§ Task description:
Say how many lines in the records include the string "عليـك", adding no other words.

(Stored records)
+---+
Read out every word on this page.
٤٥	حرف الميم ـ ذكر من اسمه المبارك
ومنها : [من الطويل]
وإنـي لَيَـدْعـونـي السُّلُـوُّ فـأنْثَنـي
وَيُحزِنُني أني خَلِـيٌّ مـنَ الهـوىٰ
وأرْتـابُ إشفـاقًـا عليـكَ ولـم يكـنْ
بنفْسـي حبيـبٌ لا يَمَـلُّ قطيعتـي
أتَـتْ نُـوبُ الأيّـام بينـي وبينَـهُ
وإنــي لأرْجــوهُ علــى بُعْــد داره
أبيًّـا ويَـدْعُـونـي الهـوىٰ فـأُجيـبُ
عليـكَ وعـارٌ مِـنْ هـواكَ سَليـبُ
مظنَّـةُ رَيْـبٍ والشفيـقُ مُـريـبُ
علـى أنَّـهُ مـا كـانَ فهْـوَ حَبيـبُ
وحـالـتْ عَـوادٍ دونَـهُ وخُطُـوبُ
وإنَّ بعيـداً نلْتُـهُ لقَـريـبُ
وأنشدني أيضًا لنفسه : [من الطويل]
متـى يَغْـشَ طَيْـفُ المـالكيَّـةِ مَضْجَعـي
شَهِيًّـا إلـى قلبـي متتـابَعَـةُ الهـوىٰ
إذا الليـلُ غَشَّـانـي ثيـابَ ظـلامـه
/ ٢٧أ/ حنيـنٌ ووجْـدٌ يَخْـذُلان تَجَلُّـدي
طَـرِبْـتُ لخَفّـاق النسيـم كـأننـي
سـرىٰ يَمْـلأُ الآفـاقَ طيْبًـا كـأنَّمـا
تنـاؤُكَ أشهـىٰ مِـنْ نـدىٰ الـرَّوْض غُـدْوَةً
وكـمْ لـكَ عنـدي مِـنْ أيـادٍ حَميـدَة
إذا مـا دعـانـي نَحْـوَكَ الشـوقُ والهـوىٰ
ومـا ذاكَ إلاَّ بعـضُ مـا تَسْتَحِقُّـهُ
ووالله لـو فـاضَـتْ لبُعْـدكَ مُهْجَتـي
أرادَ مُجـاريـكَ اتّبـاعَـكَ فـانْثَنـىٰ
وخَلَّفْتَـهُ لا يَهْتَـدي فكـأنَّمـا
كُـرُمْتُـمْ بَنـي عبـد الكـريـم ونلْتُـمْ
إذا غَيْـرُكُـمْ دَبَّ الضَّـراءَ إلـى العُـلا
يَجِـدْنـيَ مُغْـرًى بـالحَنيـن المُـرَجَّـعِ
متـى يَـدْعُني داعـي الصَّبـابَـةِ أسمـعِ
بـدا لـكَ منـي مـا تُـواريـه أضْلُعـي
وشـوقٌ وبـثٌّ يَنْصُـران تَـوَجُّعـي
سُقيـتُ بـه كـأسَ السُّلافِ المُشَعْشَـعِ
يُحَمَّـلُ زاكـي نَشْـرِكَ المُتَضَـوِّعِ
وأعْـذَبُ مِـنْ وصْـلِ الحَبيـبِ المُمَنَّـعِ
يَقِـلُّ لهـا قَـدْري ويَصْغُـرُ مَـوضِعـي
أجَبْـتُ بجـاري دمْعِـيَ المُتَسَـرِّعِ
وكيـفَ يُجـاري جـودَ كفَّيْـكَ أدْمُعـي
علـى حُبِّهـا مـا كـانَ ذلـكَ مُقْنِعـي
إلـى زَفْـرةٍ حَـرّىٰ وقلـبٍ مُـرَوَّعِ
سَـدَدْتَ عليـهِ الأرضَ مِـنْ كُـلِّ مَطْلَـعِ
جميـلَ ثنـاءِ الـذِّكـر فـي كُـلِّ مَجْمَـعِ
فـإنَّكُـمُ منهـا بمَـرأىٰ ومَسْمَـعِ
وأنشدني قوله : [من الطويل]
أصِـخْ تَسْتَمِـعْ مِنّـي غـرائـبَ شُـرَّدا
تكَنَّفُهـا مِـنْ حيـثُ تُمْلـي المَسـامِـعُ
+---+
§ The solution:
2